_Challenge_
The records below are to be copied word for word, with every picture left out.

_Stored data_
** start **

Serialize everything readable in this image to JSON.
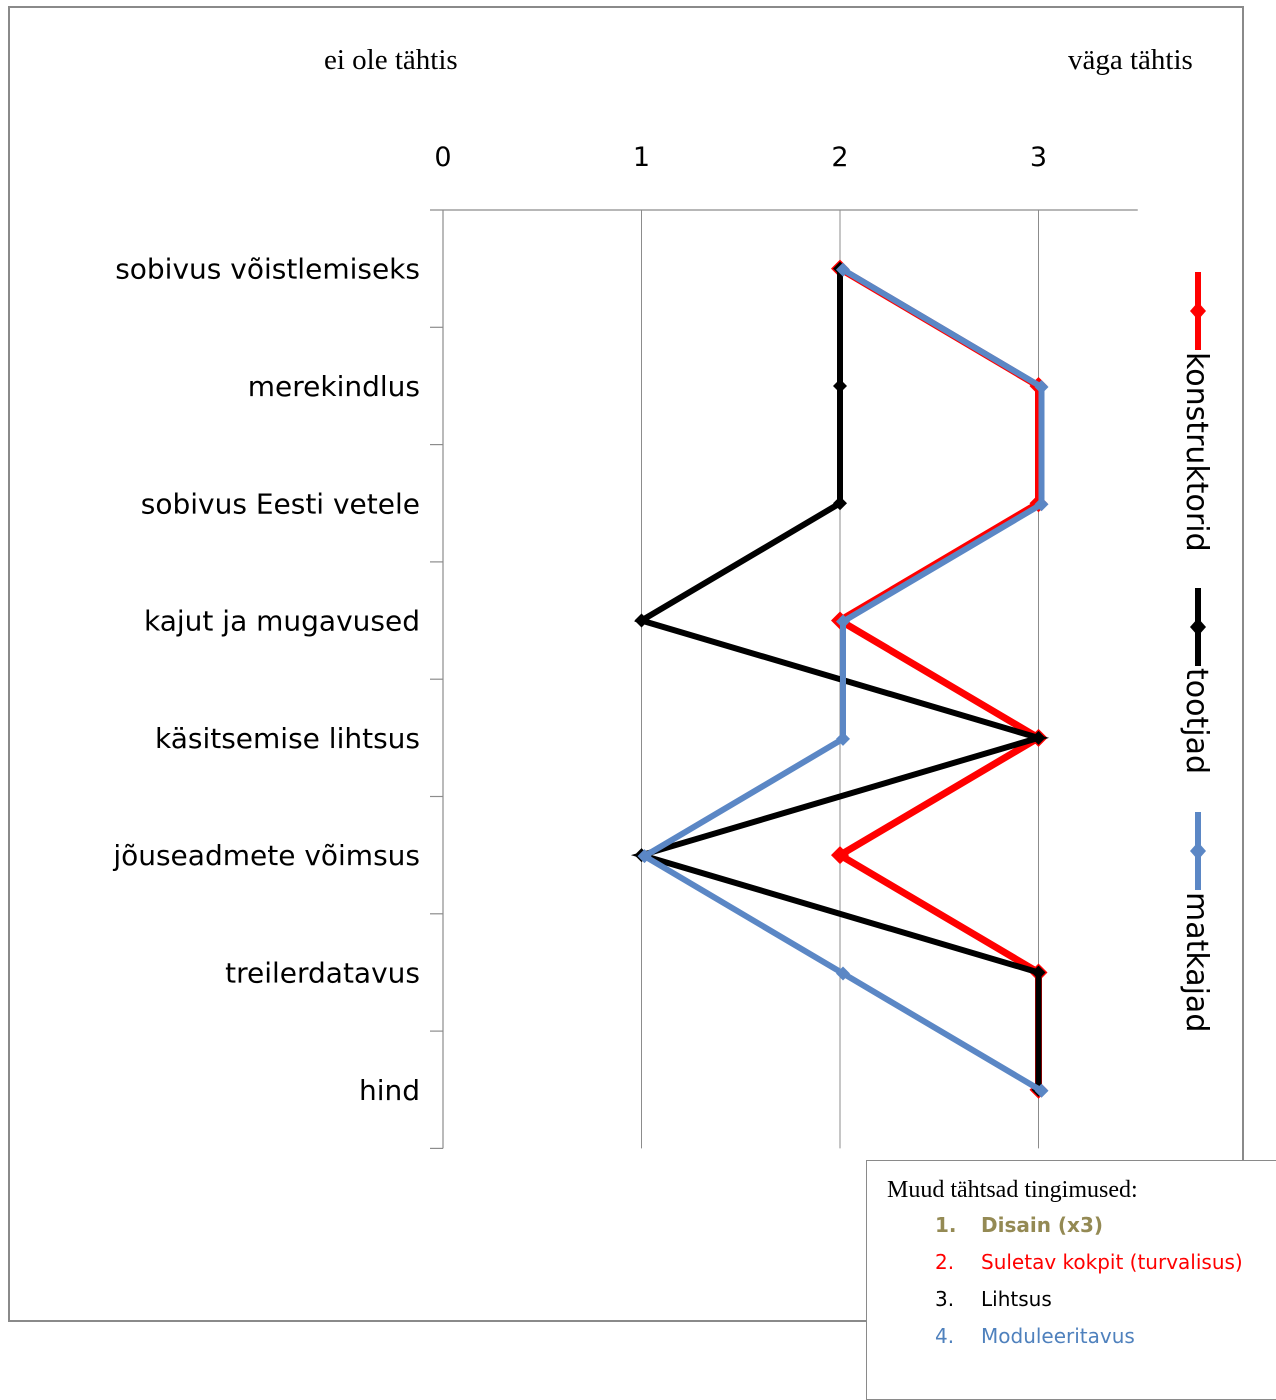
{
  "header": {
    "left_label": "ei ole tähtis",
    "right_label": "väga tähtis"
  },
  "chart_data": {
    "type": "line",
    "orientation": "horizontal-value-axis",
    "x_ticks": [
      "0",
      "1",
      "2",
      "3"
    ],
    "xlim": [
      0,
      3.5
    ],
    "categories": [
      "sobivus võistlemiseks",
      "merekindlus",
      "sobivus Eesti vetele",
      "kajut ja mugavused",
      "käsitsemise lihtsus",
      "jõuseadmete võimsus",
      "treilerdatavus",
      "hind"
    ],
    "series": [
      {
        "name": "konstruktorid",
        "color": "#ff0000",
        "values": [
          2,
          3,
          3,
          2,
          3,
          2,
          3,
          3
        ]
      },
      {
        "name": "tootjad",
        "color": "#000000",
        "values": [
          2,
          2,
          2,
          1,
          3,
          1,
          3,
          3
        ]
      },
      {
        "name": "matkajad",
        "color": "#5b87c5",
        "values": [
          2,
          3,
          3,
          2,
          2,
          1,
          2,
          3
        ]
      }
    ],
    "legend_position": "right, vertical text",
    "grid": true
  },
  "notes": {
    "title": "Muud tähtsad tingimused:",
    "items": [
      {
        "num": "1.",
        "text": "Disain (x3)",
        "color": "#948a54",
        "bold": true
      },
      {
        "num": "2.",
        "text": "Suletav kokpit (turvalisus)",
        "color": "#ff0000",
        "bold": false
      },
      {
        "num": "3.",
        "text": "Lihtsus",
        "color": "#000000",
        "bold": false
      },
      {
        "num": "4.",
        "text": "Moduleeritavus",
        "color": "#4f81bd",
        "bold": false
      }
    ]
  }
}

** end **

_Full solution_
Serialize everything readable in this image to JSON.
{
  "header": {
    "left_label": "ei ole tähtis",
    "right_label": "väga tähtis"
  },
  "chart_data": {
    "type": "line",
    "orientation": "horizontal-value-axis",
    "x_ticks": [
      "0",
      "1",
      "2",
      "3"
    ],
    "xlim": [
      0,
      3.5
    ],
    "categories": [
      "sobivus võistlemiseks",
      "merekindlus",
      "sobivus Eesti vetele",
      "kajut ja mugavused",
      "käsitsemise lihtsus",
      "jõuseadmete võimsus",
      "treilerdatavus",
      "hind"
    ],
    "series": [
      {
        "name": "konstruktorid",
        "color": "#ff0000",
        "values": [
          2,
          3,
          3,
          2,
          3,
          2,
          3,
          3
        ]
      },
      {
        "name": "tootjad",
        "color": "#000000",
        "values": [
          2,
          2,
          2,
          1,
          3,
          1,
          3,
          3
        ]
      },
      {
        "name": "matkajad",
        "color": "#5b87c5",
        "values": [
          2,
          3,
          3,
          2,
          2,
          1,
          2,
          3
        ]
      }
    ],
    "legend_position": "right, vertical text",
    "grid": true
  },
  "notes": {
    "title": "Muud tähtsad tingimused:",
    "items": [
      {
        "num": "1.",
        "text": "Disain (x3)",
        "color": "#948a54",
        "bold": true
      },
      {
        "num": "2.",
        "text": "Suletav kokpit (turvalisus)",
        "color": "#ff0000",
        "bold": false
      },
      {
        "num": "3.",
        "text": "Lihtsus",
        "color": "#000000",
        "bold": false
      },
      {
        "num": "4.",
        "text": "Moduleeritavus",
        "color": "#4f81bd",
        "bold": false
      }
    ]
  }
}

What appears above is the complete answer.